Exactly reproduce each entry, leaving out nothing.

════════

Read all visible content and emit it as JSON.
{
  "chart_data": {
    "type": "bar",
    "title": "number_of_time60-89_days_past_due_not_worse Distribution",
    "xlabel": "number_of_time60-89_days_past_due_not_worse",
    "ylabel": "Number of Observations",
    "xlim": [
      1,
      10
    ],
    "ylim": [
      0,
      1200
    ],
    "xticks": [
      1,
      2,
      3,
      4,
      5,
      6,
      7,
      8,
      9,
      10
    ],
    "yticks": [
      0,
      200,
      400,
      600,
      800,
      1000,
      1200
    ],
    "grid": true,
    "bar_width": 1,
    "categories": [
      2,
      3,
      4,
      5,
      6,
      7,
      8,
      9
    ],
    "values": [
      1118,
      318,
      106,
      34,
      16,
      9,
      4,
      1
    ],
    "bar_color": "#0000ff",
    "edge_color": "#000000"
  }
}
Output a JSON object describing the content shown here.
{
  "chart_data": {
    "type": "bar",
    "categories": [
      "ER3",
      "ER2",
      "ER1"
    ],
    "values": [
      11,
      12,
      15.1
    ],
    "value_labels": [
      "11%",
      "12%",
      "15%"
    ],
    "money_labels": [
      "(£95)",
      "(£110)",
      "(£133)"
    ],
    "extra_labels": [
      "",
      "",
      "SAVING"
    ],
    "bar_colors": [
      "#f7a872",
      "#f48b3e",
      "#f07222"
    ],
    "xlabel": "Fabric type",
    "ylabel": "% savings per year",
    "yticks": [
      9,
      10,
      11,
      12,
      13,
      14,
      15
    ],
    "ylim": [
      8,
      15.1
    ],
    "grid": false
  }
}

════════

## FINAL RESULT
Read all visible content and emit it as JSON.
{
  "chart_data": {
    "type": "bar",
    "title": "number_of_time60-89_days_past_due_not_worse Distribution",
    "xlabel": "number_of_time60-89_days_past_due_not_worse",
    "ylabel": "Number of Observations",
    "xlim": [
      1,
      10
    ],
    "ylim": [
      0,
      1200
    ],
    "xticks": [
      1,
      2,
      3,
      4,
      5,
      6,
      7,
      8,
      9,
      10
    ],
    "yticks": [
      0,
      200,
      400,
      600,
      800,
      1000,
      1200
    ],
    "grid": true,
    "bar_width": 1,
    "categories": [
      2,
      3,
      4,
      5,
      6,
      7,
      8,
      9
    ],
    "values": [
      1118,
      318,
      106,
      34,
      16,
      9,
      4,
      1
    ],
    "bar_color": "#0000ff",
    "edge_color": "#000000"
  }
}
Output a JSON object describing the content shown here.
{
  "chart_data": {
    "type": "bar",
    "categories": [
      "ER3",
      "ER2",
      "ER1"
    ],
    "values": [
      11,
      12,
      15.1
    ],
    "value_labels": [
      "11%",
      "12%",
      "15%"
    ],
    "money_labels": [
      "(£95)",
      "(£110)",
      "(£133)"
    ],
    "extra_labels": [
      "",
      "",
      "SAVING"
    ],
    "bar_colors": [
      "#f7a872",
      "#f48b3e",
      "#f07222"
    ],
    "xlabel": "Fabric type",
    "ylabel": "% savings per year",
    "yticks": [
      9,
      10,
      11,
      12,
      13,
      14,
      15
    ],
    "ylim": [
      8,
      15.1
    ],
    "grid": false
  }
}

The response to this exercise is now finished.